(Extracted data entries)

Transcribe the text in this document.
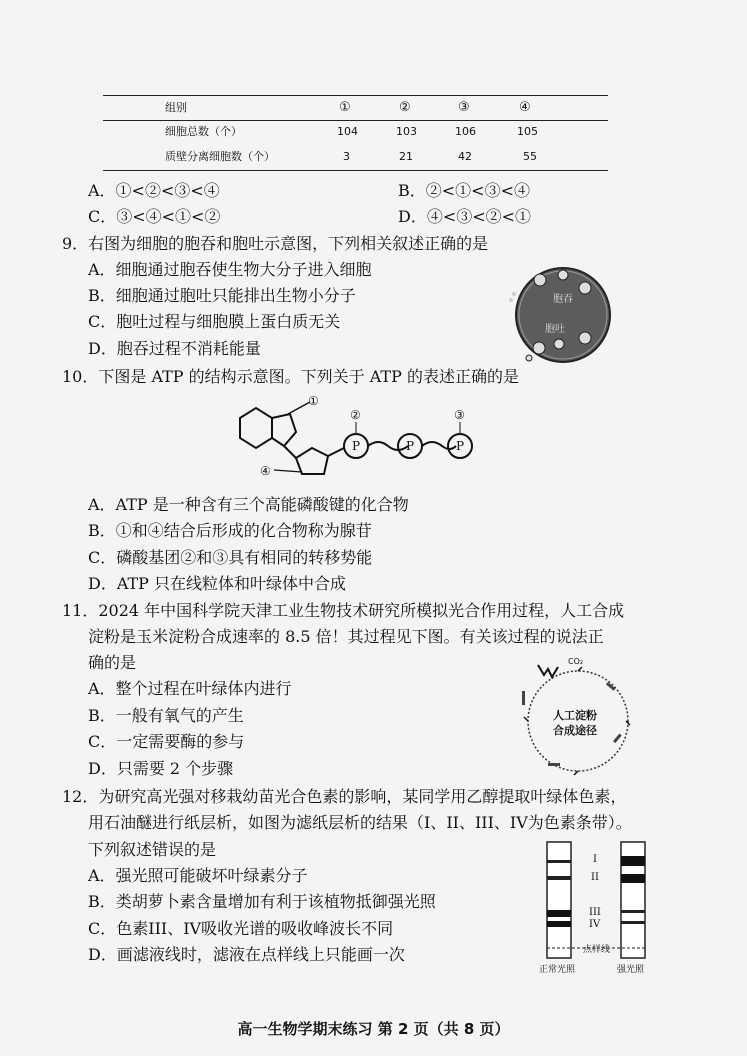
组别	①	②	③	④
细胞总数（个）	104	103	106	105
质壁分离细胞数（个）	3	21	42	55
A．①<②<③<④	B．②<①<③<④
C．③<④<①<②	D．④<③<②<①
9．右图为细胞的胞吞和胞吐示意图，下列相关叙述正确的是
A．细胞通过胞吞使生物大分子进入细胞
B．细胞通过胞吐只能排出生物小分子
C．胞吐过程与细胞膜上蛋白质无关
D．胞吞过程不消耗能量
胞吞
胞吐
10．下图是 ATP 的结构示意图。下列关于 ATP 的表述正确的是
①
②	③
④
P	P	P
A．ATP 是一种含有三个高能磷酸键的化合物
B．①和④结合后形成的化合物称为腺苷
C．磷酸基团②和③具有相同的转移势能
D．ATP 只在线粒体和叶绿体中合成
11．2024 年中国科学院天津工业生物技术研究所模拟光合作用过程，人工合成
淀粉是玉米淀粉合成速率的 8.5 倍！其过程见下图。有关该过程的说法正
确的是
A．整个过程在叶绿体内进行
B．一般有氧气的产生
C．一定需要酶的参与
D．只需要 2 个步骤
人工淀粉
合成途径
CO₂
12．为研究高光强对移栽幼苗光合色素的影响，某同学用乙醇提取叶绿体色素，
用石油醚进行纸层析，如图为滤纸层析的结果（I、II、III、IV为色素条带）。
下列叙述错误的是
A．强光照可能破坏叶绿素分子
B．类胡萝卜素含量增加有利于该植物抵御强光照
C．色素III、IV吸收光谱的吸收峰波长不同
D．画滤液线时，滤液在点样线上只能画一次
I
II
III
IV
点样线
正常光照	强光照
高一生物学期末练习 第 2 页（共 8 页）
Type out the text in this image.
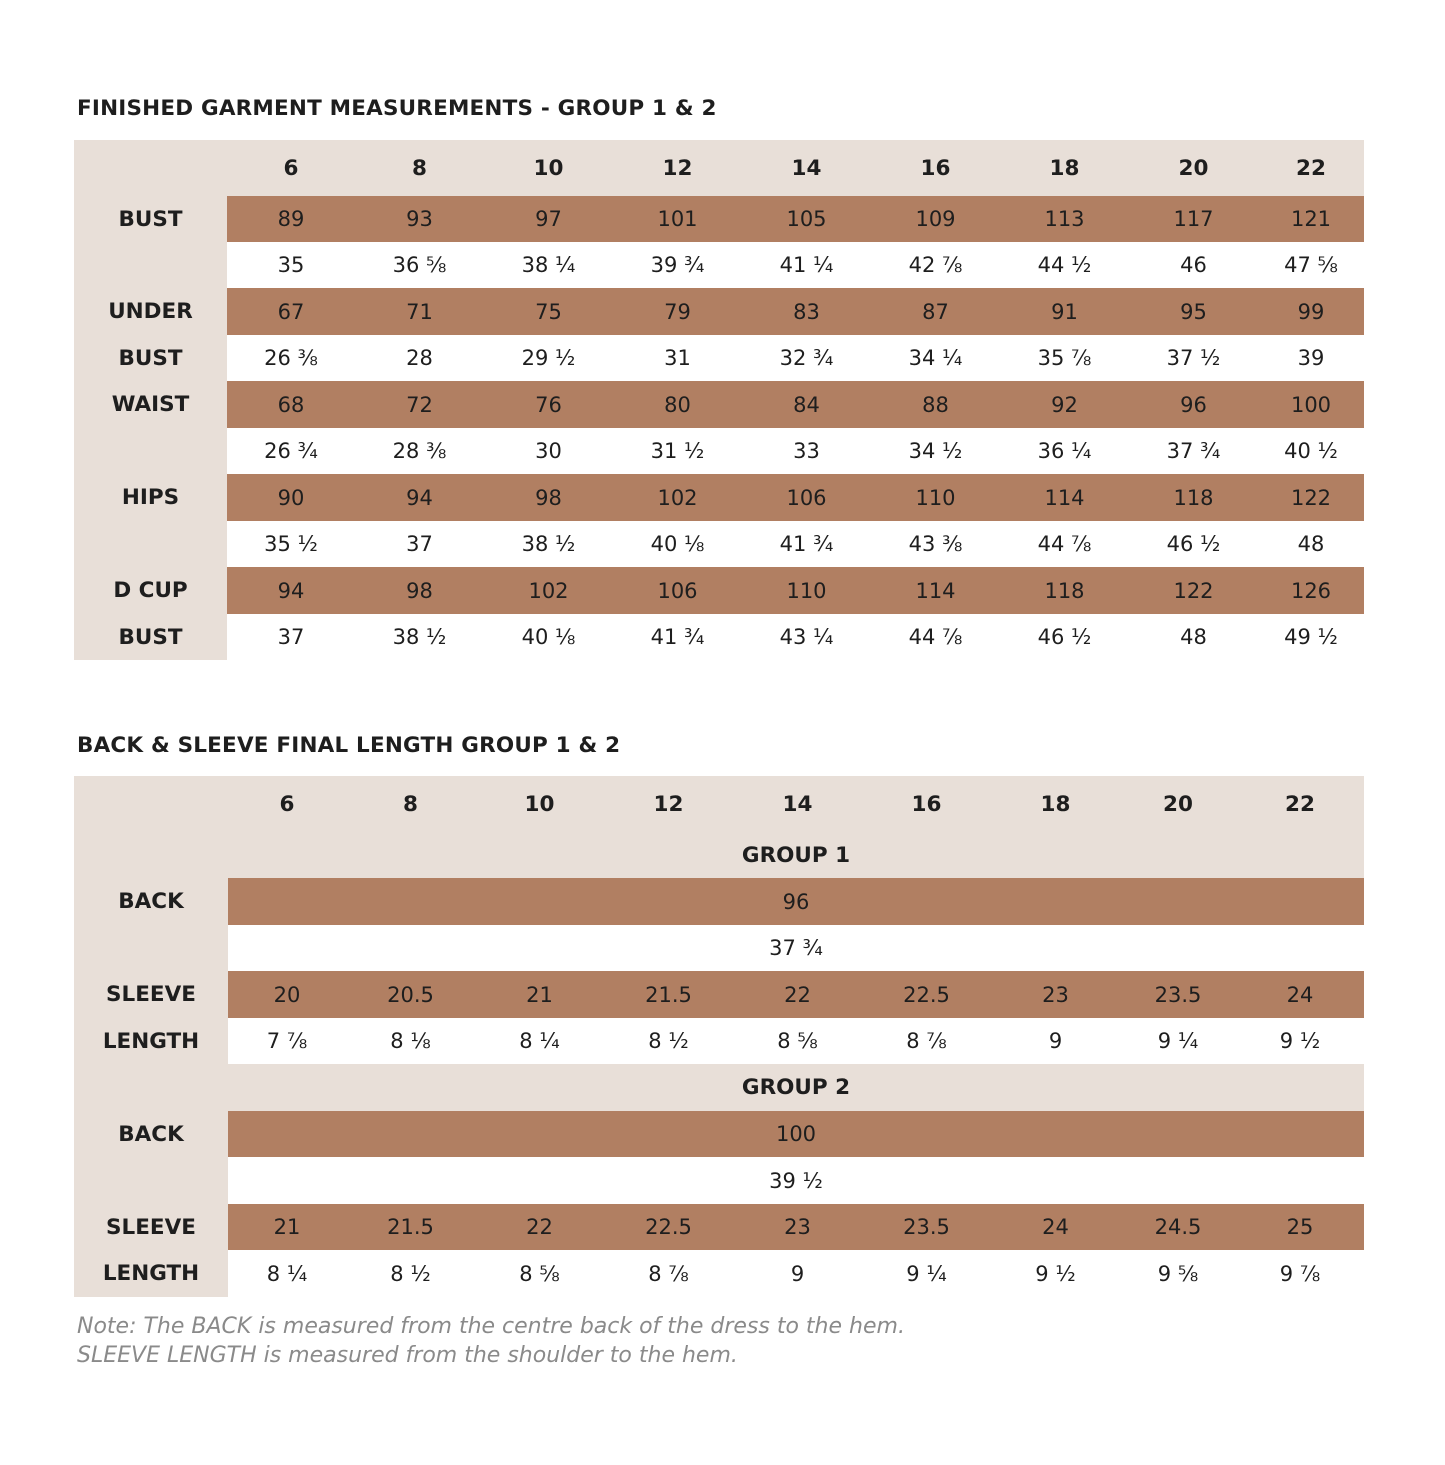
FINISHED GARMENT MEASUREMENTS - GROUP 1 & 2
	6	8	10	12	14	16	18	20	22
BUST	89	93	97	101	105	109	113	117	121
	35	36 ⅝	38 ¼	39 ¾	41 ¼	42 ⅞	44 ½	46	47 ⅝
UNDER	67	71	75	79	83	87	91	95	99
BUST	26 ⅜	28	29 ½	31	32 ¾	34 ¼	35 ⅞	37 ½	39
WAIST	68	72	76	80	84	88	92	96	100
	26 ¾	28 ⅜	30	31 ½	33	34 ½	36 ¼	37 ¾	40 ½
HIPS	90	94	98	102	106	110	114	118	122
	35 ½	37	38 ½	40 ⅛	41 ¾	43 ⅜	44 ⅞	46 ½	48
D CUP	94	98	102	106	110	114	118	122	126
BUST	37	38 ½	40 ⅛	41 ¾	43 ¼	44 ⅞	46 ½	48	49 ½
BACK & SLEEVE FINAL LENGTH GROUP 1 & 2
	6	8	10	12	14	16	18	20	22
	GROUP 1								
BACK	96								
	37 ¾								
SLEEVE	20	20.5	21	21.5	22	22.5	23	23.5	24
LENGTH	7 ⅞	8 ⅛	8 ¼	8 ½	8 ⅝	8 ⅞	9	9 ¼	9 ½
	GROUP 2								
BACK	100								
	39 ½								
SLEEVE	21	21.5	22	22.5	23	23.5	24	24.5	25
LENGTH	8 ¼	8 ½	8 ⅝	8 ⅞	9	9 ¼	9 ½	9 ⅝	9 ⅞

Note: The BACK is measured from the centre back of the dress to the hem.
SLEEVE LENGTH is measured from the shoulder to the hem.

> **TASK REQUIREMENTS**
Copy out all lines above that include the string "this".

> **RIGHT ANSWER**
Transcribe the text in this document.
Type out the text in this image.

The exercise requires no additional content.